-- Begin --

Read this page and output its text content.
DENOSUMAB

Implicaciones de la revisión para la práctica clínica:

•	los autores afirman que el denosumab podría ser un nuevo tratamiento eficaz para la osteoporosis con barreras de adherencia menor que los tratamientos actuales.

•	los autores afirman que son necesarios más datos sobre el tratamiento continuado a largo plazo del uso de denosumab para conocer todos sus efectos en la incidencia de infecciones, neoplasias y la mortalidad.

-- End --

Task directions: Retype the data exactly as given.

Response to this exercise:
Read this page and output its text content.
DENOSUMAB

Implicaciones de la revisión para la práctica clínica:

•	los autores afirman que el denosumab podría ser un nuevo tratamiento eficaz para la osteoporosis con barreras de adherencia menor que los tratamientos actuales.

•	los autores afirman que son necesarios más datos sobre el tratamiento continuado a largo plazo del uso de denosumab para conocer todos sus efectos en la incidencia de infecciones, neoplasias y la mortalidad.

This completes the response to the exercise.